--- Extracted material ---

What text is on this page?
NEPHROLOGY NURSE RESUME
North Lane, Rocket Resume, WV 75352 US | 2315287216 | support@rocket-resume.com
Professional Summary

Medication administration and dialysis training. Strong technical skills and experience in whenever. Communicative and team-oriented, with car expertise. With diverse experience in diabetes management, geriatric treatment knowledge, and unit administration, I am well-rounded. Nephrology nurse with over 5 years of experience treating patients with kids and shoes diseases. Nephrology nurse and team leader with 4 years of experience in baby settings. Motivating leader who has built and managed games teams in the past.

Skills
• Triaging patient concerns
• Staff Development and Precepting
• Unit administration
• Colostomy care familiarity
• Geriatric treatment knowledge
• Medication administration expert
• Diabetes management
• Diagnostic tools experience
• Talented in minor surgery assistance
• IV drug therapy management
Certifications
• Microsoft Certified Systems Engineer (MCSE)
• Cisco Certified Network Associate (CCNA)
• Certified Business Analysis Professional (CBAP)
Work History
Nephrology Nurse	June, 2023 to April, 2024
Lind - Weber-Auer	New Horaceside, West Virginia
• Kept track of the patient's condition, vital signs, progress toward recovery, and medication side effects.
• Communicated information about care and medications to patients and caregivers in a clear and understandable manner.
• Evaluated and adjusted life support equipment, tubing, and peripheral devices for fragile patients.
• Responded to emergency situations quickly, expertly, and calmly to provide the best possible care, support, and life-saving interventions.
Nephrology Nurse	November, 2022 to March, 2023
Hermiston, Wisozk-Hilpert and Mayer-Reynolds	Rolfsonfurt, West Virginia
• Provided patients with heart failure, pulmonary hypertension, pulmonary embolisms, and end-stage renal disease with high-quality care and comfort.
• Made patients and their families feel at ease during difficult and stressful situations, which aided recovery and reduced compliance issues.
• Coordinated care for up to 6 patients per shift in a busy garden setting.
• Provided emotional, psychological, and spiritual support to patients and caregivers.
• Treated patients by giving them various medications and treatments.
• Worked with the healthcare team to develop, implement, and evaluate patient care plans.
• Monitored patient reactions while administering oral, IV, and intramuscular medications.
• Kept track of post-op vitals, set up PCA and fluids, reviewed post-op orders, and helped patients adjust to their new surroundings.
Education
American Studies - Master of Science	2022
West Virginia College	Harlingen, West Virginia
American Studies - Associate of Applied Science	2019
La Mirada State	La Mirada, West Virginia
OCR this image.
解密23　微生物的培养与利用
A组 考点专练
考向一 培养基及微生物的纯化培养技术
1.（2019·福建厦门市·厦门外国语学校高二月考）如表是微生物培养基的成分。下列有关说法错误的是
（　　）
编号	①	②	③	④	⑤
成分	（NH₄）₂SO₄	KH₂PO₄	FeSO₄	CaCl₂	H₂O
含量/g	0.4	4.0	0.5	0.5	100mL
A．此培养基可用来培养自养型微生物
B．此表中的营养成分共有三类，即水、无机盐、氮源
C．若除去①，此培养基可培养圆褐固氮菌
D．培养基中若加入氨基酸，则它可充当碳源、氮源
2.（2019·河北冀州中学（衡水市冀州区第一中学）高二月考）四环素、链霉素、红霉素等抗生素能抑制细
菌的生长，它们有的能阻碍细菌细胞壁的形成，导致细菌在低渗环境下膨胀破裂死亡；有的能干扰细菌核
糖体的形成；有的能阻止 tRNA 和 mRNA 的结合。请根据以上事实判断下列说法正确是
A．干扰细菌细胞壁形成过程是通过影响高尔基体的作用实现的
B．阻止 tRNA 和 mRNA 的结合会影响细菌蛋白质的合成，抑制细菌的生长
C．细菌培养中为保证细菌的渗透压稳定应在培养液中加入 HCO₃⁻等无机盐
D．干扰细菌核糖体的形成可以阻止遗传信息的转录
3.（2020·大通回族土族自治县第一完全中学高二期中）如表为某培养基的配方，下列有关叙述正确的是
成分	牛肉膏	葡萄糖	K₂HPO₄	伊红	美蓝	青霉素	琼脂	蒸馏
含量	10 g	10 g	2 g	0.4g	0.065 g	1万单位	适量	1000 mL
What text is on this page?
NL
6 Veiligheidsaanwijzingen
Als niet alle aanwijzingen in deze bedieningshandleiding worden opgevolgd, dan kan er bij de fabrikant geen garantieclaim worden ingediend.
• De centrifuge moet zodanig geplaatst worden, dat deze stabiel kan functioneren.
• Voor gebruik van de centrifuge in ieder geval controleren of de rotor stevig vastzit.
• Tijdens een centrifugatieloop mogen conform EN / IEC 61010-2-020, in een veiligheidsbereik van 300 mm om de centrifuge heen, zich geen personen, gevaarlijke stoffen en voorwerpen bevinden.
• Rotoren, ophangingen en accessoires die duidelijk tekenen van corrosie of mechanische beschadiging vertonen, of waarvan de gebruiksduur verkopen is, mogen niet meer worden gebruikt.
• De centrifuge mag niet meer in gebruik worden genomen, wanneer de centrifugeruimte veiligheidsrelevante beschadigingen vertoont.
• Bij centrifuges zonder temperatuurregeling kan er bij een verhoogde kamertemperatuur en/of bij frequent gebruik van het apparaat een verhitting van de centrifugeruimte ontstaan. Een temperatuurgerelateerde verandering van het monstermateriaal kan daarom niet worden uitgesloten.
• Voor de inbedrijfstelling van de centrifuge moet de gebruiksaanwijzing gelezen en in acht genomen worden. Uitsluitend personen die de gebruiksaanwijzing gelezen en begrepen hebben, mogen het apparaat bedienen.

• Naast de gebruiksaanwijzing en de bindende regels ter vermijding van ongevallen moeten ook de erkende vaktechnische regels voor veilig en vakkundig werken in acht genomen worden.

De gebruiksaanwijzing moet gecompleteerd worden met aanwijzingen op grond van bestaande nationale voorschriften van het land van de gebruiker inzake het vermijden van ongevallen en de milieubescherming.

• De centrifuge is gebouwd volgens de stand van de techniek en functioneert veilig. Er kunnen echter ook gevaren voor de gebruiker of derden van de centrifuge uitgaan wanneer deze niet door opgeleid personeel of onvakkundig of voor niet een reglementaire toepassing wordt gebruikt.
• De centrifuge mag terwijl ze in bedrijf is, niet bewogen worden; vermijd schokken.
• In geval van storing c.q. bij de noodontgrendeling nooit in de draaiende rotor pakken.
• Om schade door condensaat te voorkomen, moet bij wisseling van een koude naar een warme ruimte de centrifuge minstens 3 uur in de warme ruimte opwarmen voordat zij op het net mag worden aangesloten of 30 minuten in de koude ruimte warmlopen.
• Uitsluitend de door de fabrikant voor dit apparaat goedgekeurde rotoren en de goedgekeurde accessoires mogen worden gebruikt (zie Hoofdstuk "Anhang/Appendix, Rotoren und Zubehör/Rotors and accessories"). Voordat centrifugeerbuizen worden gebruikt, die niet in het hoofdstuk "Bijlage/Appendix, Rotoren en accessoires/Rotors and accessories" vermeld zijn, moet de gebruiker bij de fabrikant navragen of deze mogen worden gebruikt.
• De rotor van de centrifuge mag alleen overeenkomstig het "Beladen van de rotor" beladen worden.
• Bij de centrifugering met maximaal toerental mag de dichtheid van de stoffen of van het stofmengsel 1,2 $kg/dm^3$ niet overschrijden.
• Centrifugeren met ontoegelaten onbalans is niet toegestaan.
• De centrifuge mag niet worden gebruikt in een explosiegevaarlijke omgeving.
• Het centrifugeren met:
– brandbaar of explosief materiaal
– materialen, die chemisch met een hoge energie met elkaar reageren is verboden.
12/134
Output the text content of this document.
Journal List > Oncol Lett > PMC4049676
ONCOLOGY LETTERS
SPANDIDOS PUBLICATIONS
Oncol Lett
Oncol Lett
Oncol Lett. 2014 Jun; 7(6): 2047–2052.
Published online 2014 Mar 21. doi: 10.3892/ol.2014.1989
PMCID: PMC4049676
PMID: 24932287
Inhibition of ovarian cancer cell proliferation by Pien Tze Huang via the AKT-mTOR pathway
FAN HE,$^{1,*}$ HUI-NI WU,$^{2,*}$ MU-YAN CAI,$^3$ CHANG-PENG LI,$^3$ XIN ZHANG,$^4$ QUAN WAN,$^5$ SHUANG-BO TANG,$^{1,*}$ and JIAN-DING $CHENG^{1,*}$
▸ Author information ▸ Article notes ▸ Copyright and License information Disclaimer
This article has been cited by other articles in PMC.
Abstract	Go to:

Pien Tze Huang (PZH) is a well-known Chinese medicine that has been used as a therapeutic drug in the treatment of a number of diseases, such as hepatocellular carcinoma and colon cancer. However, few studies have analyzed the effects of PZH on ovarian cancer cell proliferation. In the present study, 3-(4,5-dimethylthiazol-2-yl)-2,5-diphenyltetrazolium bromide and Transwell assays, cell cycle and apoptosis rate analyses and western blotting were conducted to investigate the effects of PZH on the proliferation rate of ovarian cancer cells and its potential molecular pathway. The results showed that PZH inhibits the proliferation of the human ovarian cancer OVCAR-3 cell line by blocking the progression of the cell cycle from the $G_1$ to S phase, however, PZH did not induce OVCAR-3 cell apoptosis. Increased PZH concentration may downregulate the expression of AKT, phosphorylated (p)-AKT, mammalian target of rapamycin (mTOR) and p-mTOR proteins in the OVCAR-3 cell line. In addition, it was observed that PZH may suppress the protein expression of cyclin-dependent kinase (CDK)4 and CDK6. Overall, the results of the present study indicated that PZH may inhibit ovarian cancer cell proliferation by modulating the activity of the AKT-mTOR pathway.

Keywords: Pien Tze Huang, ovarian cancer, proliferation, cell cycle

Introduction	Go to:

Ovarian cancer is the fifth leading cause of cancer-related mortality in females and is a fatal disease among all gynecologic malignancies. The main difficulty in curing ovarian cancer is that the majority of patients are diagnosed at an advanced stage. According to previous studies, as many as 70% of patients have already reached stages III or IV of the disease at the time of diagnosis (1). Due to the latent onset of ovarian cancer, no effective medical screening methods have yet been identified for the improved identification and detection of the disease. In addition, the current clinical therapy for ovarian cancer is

---

▶ **Problem requirements**:
Only a number is expected here: the count of lines in the listing that hold the string "Provided".

▶ **Written reply**:
2